» JOB
Read the data and repeat all of it exactly.

[Stored data]

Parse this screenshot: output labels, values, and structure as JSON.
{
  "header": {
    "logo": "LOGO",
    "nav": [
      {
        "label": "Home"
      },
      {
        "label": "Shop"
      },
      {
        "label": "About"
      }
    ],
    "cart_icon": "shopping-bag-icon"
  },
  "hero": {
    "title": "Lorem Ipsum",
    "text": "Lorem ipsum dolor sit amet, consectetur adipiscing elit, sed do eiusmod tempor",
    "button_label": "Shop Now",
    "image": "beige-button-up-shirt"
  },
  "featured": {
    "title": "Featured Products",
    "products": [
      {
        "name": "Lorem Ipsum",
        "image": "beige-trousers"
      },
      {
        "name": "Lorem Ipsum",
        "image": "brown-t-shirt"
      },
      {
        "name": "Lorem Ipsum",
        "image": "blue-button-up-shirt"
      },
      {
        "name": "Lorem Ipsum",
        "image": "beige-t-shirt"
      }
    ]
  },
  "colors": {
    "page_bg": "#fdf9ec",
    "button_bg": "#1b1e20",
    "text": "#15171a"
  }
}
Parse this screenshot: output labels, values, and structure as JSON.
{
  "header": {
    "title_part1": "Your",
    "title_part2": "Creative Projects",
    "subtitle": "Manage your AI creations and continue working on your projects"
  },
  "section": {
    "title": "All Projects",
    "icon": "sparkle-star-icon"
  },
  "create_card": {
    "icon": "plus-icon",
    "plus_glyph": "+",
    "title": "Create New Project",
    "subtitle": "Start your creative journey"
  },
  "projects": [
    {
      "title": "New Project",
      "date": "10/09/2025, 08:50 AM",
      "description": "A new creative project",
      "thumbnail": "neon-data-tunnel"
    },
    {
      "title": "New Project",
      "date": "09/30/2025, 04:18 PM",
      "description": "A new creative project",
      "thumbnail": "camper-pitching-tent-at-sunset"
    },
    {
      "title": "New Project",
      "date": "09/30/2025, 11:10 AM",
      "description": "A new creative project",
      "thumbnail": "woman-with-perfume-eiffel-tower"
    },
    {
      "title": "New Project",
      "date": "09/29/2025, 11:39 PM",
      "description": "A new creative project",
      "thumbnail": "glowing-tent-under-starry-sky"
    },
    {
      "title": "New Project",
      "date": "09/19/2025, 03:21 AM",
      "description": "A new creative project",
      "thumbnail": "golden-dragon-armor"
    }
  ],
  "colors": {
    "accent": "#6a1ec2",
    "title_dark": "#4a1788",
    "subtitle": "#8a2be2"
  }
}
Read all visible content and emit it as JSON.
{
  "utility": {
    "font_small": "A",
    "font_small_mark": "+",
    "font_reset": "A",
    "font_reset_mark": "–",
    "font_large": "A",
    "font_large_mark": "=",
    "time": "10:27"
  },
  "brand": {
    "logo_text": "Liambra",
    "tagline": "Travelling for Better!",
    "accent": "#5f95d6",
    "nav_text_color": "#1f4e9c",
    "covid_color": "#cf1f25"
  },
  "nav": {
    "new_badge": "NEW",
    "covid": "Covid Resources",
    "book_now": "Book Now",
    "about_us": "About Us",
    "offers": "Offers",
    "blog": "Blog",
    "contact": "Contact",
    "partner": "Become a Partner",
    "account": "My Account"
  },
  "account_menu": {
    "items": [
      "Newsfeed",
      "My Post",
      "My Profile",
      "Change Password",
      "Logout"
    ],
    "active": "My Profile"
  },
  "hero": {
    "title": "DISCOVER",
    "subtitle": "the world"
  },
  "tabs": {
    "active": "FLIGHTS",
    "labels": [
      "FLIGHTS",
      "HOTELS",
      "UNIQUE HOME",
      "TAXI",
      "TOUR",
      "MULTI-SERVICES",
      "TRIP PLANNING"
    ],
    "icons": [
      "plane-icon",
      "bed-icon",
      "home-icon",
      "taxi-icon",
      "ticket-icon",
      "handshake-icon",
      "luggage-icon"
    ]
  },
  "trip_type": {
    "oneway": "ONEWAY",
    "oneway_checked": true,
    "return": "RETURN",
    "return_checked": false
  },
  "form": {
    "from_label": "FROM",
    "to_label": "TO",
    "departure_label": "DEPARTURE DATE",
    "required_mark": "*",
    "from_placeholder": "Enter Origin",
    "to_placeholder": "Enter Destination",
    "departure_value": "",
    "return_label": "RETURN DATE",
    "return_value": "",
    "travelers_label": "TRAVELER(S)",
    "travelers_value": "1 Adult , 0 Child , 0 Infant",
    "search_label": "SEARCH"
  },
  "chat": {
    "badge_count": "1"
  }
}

» WRITTEN SOLUTION
Parse this screenshot: output labels, values, and structure as JSON.
{
  "header": {
    "logo": "LOGO",
    "nav": [
      {
        "label": "Home"
      },
      {
        "label": "Shop"
      },
      {
        "label": "About"
      }
    ],
    "cart_icon": "shopping-bag-icon"
  },
  "hero": {
    "title": "Lorem Ipsum",
    "text": "Lorem ipsum dolor sit amet, consectetur adipiscing elit, sed do eiusmod tempor",
    "button_label": "Shop Now",
    "image": "beige-button-up-shirt"
  },
  "featured": {
    "title": "Featured Products",
    "products": [
      {
        "name": "Lorem Ipsum",
        "image": "beige-trousers"
      },
      {
        "name": "Lorem Ipsum",
        "image": "brown-t-shirt"
      },
      {
        "name": "Lorem Ipsum",
        "image": "blue-button-up-shirt"
      },
      {
        "name": "Lorem Ipsum",
        "image": "beige-t-shirt"
      }
    ]
  },
  "colors": {
    "page_bg": "#fdf9ec",
    "button_bg": "#1b1e20",
    "text": "#15171a"
  }
}
Parse this screenshot: output labels, values, and structure as JSON.
{
  "header": {
    "title_part1": "Your",
    "title_part2": "Creative Projects",
    "subtitle": "Manage your AI creations and continue working on your projects"
  },
  "section": {
    "title": "All Projects",
    "icon": "sparkle-star-icon"
  },
  "create_card": {
    "icon": "plus-icon",
    "plus_glyph": "+",
    "title": "Create New Project",
    "subtitle": "Start your creative journey"
  },
  "projects": [
    {
      "title": "New Project",
      "date": "10/09/2025, 08:50 AM",
      "description": "A new creative project",
      "thumbnail": "neon-data-tunnel"
    },
    {
      "title": "New Project",
      "date": "09/30/2025, 04:18 PM",
      "description": "A new creative project",
      "thumbnail": "camper-pitching-tent-at-sunset"
    },
    {
      "title": "New Project",
      "date": "09/30/2025, 11:10 AM",
      "description": "A new creative project",
      "thumbnail": "woman-with-perfume-eiffel-tower"
    },
    {
      "title": "New Project",
      "date": "09/29/2025, 11:39 PM",
      "description": "A new creative project",
      "thumbnail": "glowing-tent-under-starry-sky"
    },
    {
      "title": "New Project",
      "date": "09/19/2025, 03:21 AM",
      "description": "A new creative project",
      "thumbnail": "golden-dragon-armor"
    }
  ],
  "colors": {
    "accent": "#6a1ec2",
    "title_dark": "#4a1788",
    "subtitle": "#8a2be2"
  }
}
Read all visible content and emit it as JSON.
{
  "utility": {
    "font_small": "A",
    "font_small_mark": "+",
    "font_reset": "A",
    "font_reset_mark": "–",
    "font_large": "A",
    "font_large_mark": "=",
    "time": "10:27"
  },
  "brand": {
    "logo_text": "Liambra",
    "tagline": "Travelling for Better!",
    "accent": "#5f95d6",
    "nav_text_color": "#1f4e9c",
    "covid_color": "#cf1f25"
  },
  "nav": {
    "new_badge": "NEW",
    "covid": "Covid Resources",
    "book_now": "Book Now",
    "about_us": "About Us",
    "offers": "Offers",
    "blog": "Blog",
    "contact": "Contact",
    "partner": "Become a Partner",
    "account": "My Account"
  },
  "account_menu": {
    "items": [
      "Newsfeed",
      "My Post",
      "My Profile",
      "Change Password",
      "Logout"
    ],
    "active": "My Profile"
  },
  "hero": {
    "title": "DISCOVER",
    "subtitle": "the world"
  },
  "tabs": {
    "active": "FLIGHTS",
    "labels": [
      "FLIGHTS",
      "HOTELS",
      "UNIQUE HOME",
      "TAXI",
      "TOUR",
      "MULTI-SERVICES",
      "TRIP PLANNING"
    ],
    "icons": [
      "plane-icon",
      "bed-icon",
      "home-icon",
      "taxi-icon",
      "ticket-icon",
      "handshake-icon",
      "luggage-icon"
    ]
  },
  "trip_type": {
    "oneway": "ONEWAY",
    "oneway_checked": true,
    "return": "RETURN",
    "return_checked": false
  },
  "form": {
    "from_label": "FROM",
    "to_label": "TO",
    "departure_label": "DEPARTURE DATE",
    "required_mark": "*",
    "from_placeholder": "Enter Origin",
    "to_placeholder": "Enter Destination",
    "departure_value": "",
    "return_label": "RETURN DATE",
    "return_value": "",
    "travelers_label": "TRAVELER(S)",
    "travelers_value": "1 Adult , 0 Child , 0 Infant",
    "search_label": "SEARCH"
  },
  "chat": {
    "badge_count": "1"
  }
}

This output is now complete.